--- START ---

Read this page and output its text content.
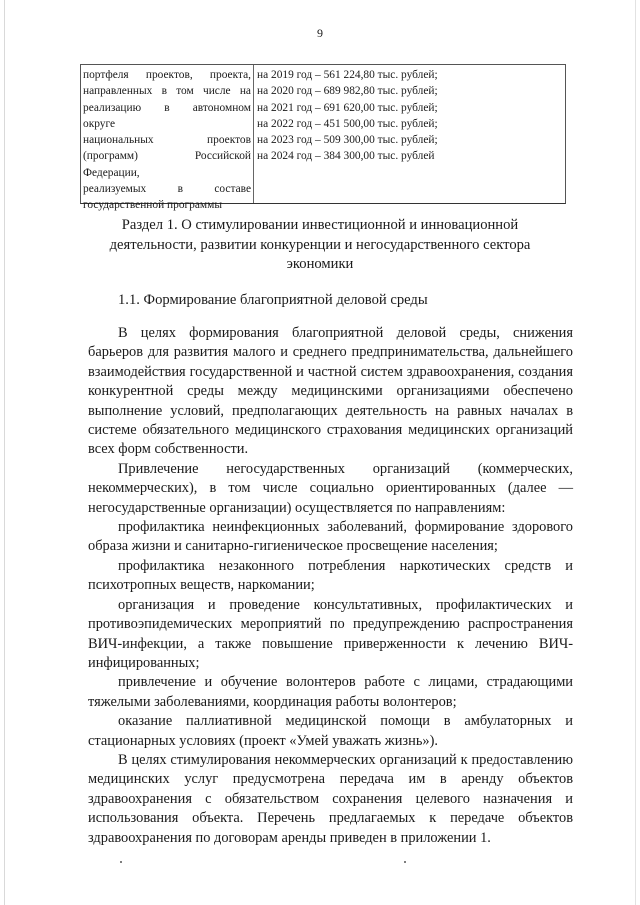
9
портфеля проектов, проекта,
направленных в том числе на
реализацию в автономном
округе
национальных проектов
(программ) Российской
Федерации,
реализуемых в составе
государственной программы
на 2019 год – 561 224,80 тыс. рублей;
на 2020 год – 689 982,80 тыс. рублей;
на 2021 год – 691 620,00 тыс. рублей;
на 2022 год – 451 500,00 тыс. рублей;
на 2023 год – 509 300,00 тыс. рублей;
на 2024 год – 384 300,00 тыс. рублей
Раздел 1. О стимулировании инвестиционной и инновационной деятельности, развитии конкуренции и негосударственного сектора экономики
1.1. Формирование благоприятной деловой среды

В целях формирования благоприятной деловой среды, снижения барьеров для развития малого и среднего предпринимательства, дальнейшего взаимодействия государственной и частной систем здравоохранения, создания конкурентной среды между медицинскими организациями обеспечено выполнение условий, предполагающих деятельность на равных началах в системе обязательного медицинского страхования медицинских организаций всех форм собственности.

Привлечение негосударственных организаций (коммерческих, некоммерческих), в том числе социально ориентированных (далее — негосударственные организации) осуществляется по направлениям:

профилактика неинфекционных заболеваний, формирование здорового образа жизни и санитарно-гигиеническое просвещение населения;

профилактика незаконного потребления наркотических средств и психотропных веществ, наркомании;

организация и проведение консультативных, профилактических и противоэпидемических мероприятий по предупреждению распространения ВИЧ-инфекции, а также повышение приверженности к лечению ВИЧ-инфицированных;

привлечение и обучение волонтеров работе с лицами, страдающими тяжелыми заболеваниями, координация работы волонтеров;

оказание паллиативной медицинской помощи в амбулаторных и стационарных условиях (проект «Умей уважать жизнь»).

В целях стимулирования некоммерческих организаций к предоставлению медицинских услуг предусмотрена передача им в аренду объектов здравоохранения с обязательством сохранения целевого назначения и использования объекта. Перечень предлагаемых к передаче объектов здравоохранения по договорам аренды приведен в приложении 1.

--- END ---

GIVEN EXERCISE: Show each line in the entries that holds the string "среды".

WRITTEN SOLUTION:
1.1. Формирование благоприятной деловой среды
В целях формирования благоприятной деловой среды, снижения барьеров для развития малого и среднего предпринимательства, дальнейшего взаимодействия государственной и частной систем здравоохранения, создания конкурентной среды между медицинскими организациями обеспечено выполнение условий, предполагающих деятельность на равных началах в системе обязательного медицинского страхования медицинских организаций всех форм собственности.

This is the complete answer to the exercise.